WHAT TO DO ->
Return the count of lines that mention "ylabel", with no other words.

§ §

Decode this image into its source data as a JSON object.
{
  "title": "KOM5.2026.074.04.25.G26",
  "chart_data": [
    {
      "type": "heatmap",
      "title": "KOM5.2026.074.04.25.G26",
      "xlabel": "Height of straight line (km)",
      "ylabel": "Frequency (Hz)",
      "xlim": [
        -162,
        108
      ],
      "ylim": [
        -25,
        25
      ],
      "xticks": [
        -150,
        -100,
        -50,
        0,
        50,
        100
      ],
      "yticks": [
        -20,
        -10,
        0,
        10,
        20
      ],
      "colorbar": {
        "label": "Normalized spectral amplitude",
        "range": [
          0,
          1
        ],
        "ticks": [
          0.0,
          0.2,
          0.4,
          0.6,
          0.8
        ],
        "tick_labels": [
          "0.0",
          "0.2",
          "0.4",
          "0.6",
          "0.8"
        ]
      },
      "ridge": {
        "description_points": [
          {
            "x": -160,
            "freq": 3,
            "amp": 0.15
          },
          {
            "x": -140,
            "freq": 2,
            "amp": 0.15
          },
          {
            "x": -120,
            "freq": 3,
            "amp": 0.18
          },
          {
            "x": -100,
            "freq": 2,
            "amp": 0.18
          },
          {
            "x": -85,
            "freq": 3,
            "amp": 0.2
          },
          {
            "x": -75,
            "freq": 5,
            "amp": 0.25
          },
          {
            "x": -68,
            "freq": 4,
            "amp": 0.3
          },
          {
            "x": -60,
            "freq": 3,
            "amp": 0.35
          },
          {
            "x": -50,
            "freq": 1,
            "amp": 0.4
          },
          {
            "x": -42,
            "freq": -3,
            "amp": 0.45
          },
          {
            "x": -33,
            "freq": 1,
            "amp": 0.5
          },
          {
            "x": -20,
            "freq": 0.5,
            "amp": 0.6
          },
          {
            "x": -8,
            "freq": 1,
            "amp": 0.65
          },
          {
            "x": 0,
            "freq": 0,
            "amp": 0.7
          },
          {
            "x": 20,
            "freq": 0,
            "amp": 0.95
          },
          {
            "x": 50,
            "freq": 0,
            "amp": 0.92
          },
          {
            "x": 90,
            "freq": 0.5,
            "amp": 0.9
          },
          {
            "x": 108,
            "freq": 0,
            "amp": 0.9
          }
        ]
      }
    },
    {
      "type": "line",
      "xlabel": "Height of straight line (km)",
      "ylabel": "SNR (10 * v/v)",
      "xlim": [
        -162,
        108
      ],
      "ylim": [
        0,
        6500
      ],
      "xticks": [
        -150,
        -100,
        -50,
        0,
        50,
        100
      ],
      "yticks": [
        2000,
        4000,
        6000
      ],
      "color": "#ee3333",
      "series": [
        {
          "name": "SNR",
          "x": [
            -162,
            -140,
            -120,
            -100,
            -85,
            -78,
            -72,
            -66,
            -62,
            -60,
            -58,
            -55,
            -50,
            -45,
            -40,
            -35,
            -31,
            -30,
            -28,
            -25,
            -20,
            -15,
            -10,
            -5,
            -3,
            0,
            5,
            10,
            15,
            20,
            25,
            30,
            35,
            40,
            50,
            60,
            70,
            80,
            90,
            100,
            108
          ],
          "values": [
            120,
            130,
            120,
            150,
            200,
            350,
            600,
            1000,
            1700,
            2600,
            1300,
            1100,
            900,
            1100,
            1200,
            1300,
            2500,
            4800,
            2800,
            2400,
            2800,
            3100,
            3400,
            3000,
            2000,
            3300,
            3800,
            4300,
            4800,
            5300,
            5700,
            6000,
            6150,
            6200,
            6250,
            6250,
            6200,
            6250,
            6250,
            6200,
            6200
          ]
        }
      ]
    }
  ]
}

§ §

OUTPUT OF THE TASK ->
2